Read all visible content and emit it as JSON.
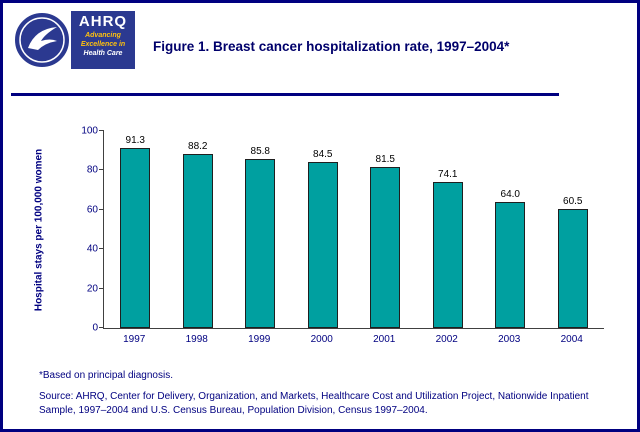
{
  "colors": {
    "navy": "#000080",
    "logo_blue": "#2B3990",
    "tagline_yellow": "#FFC20E",
    "bar_teal": "#00A0A0"
  },
  "header": {
    "title": "Figure 1. Breast cancer hospitalization rate, 1997–2004*",
    "logo": {
      "org": "AHRQ",
      "tagline_line1": "Advancing",
      "tagline_line2": "Excellence in",
      "tagline_line3": "Health Care"
    }
  },
  "chart_data": {
    "type": "bar",
    "categories": [
      "1997",
      "1998",
      "1999",
      "2000",
      "2001",
      "2002",
      "2003",
      "2004"
    ],
    "values": [
      91.3,
      88.2,
      85.8,
      84.5,
      81.5,
      74.1,
      64.0,
      60.5
    ],
    "title": "Figure 1. Breast cancer hospitalization rate, 1997–2004*",
    "xlabel": "",
    "ylabel": "Hospital stays per 100,000 women",
    "ylim": [
      0,
      100
    ],
    "yticks": [
      0,
      20,
      40,
      60,
      80,
      100
    ],
    "bar_color": "#00A0A0",
    "grid": false,
    "legend": "none"
  },
  "footnotes": {
    "note": "*Based on principal diagnosis.",
    "source": "Source: AHRQ, Center for Delivery, Organization, and Markets, Healthcare Cost and Utilization Project, Nationwide Inpatient Sample, 1997–2004 and U.S. Census Bureau, Population Division, Census 1997–2004."
  }
}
----
*Aim of the task*
Output an exact copy of the material, with the pictures removed.

*Written answer*
Read all visible content and emit it as JSON.
{
  "colors": {
    "navy": "#000080",
    "logo_blue": "#2B3990",
    "tagline_yellow": "#FFC20E",
    "bar_teal": "#00A0A0"
  },
  "header": {
    "title": "Figure 1. Breast cancer hospitalization rate, 1997–2004*",
    "logo": {
      "org": "AHRQ",
      "tagline_line1": "Advancing",
      "tagline_line2": "Excellence in",
      "tagline_line3": "Health Care"
    }
  },
  "chart_data": {
    "type": "bar",
    "categories": [
      "1997",
      "1998",
      "1999",
      "2000",
      "2001",
      "2002",
      "2003",
      "2004"
    ],
    "values": [
      91.3,
      88.2,
      85.8,
      84.5,
      81.5,
      74.1,
      64.0,
      60.5
    ],
    "title": "Figure 1. Breast cancer hospitalization rate, 1997–2004*",
    "xlabel": "",
    "ylabel": "Hospital stays per 100,000 women",
    "ylim": [
      0,
      100
    ],
    "yticks": [
      0,
      20,
      40,
      60,
      80,
      100
    ],
    "bar_color": "#00A0A0",
    "grid": false,
    "legend": "none"
  },
  "footnotes": {
    "note": "*Based on principal diagnosis.",
    "source": "Source: AHRQ, Center for Delivery, Organization, and Markets, Healthcare Cost and Utilization Project, Nationwide Inpatient Sample, 1997–2004 and U.S. Census Bureau, Population Division, Census 1997–2004."
  }
}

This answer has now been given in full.